Instructions to follow
Check each line of the records below for the word "JSON" and copy those where it appears.

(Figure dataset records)
>>>

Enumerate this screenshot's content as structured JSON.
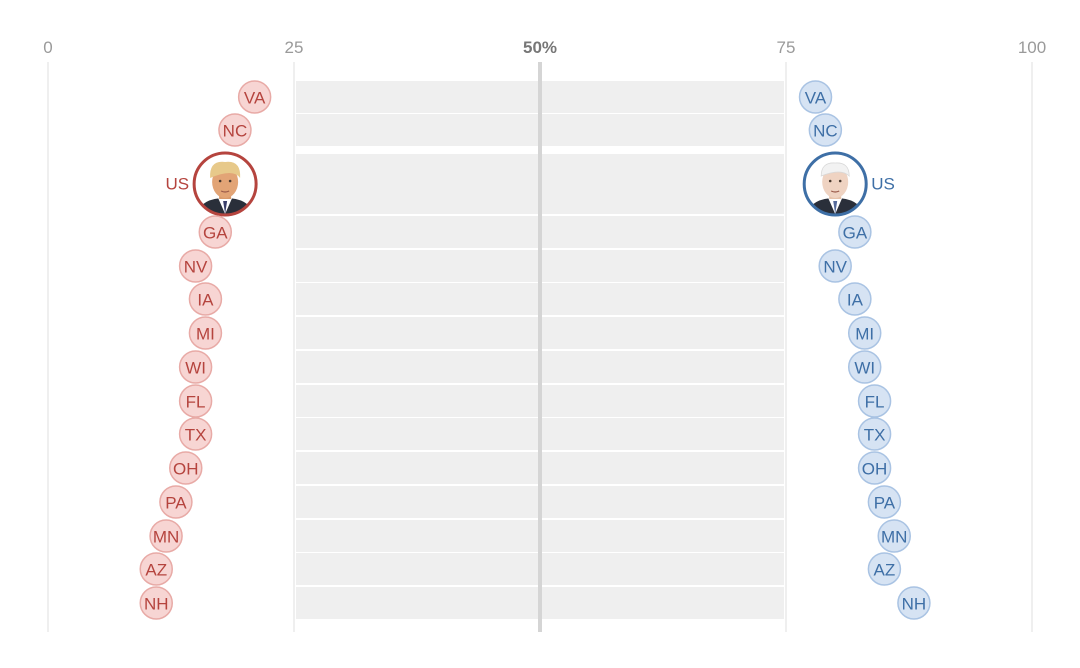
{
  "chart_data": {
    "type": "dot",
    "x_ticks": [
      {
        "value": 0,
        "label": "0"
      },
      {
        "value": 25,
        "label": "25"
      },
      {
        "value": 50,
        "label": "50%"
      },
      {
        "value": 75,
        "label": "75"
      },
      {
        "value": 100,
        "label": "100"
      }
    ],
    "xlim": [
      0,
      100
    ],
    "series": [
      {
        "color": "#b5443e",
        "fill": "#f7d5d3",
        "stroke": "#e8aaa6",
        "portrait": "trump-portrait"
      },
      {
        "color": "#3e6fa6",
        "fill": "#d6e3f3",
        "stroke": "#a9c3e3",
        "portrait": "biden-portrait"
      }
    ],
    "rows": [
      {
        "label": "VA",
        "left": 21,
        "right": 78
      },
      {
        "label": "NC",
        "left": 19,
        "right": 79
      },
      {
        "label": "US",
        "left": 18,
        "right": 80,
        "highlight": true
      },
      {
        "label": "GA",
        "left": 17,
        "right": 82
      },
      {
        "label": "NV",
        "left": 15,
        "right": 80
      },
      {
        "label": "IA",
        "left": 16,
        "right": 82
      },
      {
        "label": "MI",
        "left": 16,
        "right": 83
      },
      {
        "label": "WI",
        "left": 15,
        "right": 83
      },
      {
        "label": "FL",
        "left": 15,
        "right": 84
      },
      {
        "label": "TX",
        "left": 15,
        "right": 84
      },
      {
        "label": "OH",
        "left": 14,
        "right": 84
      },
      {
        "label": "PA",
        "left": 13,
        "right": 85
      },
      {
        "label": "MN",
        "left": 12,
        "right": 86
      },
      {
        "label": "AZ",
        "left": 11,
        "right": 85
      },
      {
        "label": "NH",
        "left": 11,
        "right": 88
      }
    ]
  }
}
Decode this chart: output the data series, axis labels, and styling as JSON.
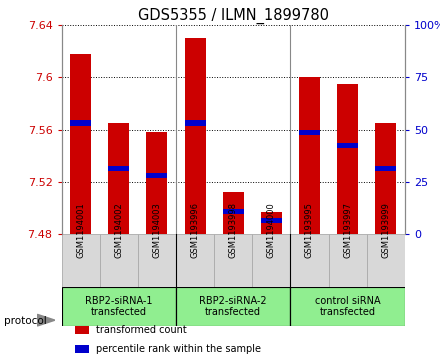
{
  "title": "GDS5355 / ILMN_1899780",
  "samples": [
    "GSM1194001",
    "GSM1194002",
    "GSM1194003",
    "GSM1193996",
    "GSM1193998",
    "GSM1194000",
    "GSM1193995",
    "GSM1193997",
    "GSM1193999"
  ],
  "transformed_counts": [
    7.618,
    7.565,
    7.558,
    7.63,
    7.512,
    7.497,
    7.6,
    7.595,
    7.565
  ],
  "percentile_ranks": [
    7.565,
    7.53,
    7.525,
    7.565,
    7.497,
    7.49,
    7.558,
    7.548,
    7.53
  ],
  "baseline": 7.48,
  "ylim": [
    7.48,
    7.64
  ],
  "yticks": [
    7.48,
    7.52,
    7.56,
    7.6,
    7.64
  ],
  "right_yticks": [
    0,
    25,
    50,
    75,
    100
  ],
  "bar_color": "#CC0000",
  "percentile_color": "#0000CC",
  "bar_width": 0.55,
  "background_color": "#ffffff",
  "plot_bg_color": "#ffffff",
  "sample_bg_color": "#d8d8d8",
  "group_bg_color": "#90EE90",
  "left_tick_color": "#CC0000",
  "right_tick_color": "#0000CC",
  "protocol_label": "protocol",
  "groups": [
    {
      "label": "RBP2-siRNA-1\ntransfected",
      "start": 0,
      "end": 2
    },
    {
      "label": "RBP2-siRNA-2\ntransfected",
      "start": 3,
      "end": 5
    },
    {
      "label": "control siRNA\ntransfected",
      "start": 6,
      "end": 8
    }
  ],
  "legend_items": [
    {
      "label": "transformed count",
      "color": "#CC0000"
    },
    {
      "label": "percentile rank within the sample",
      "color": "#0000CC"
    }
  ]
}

<<<

Result
Enumerate this screenshot's content as structured JSON.
Decode this chart: output the data series, axis labels, and styling as JSON.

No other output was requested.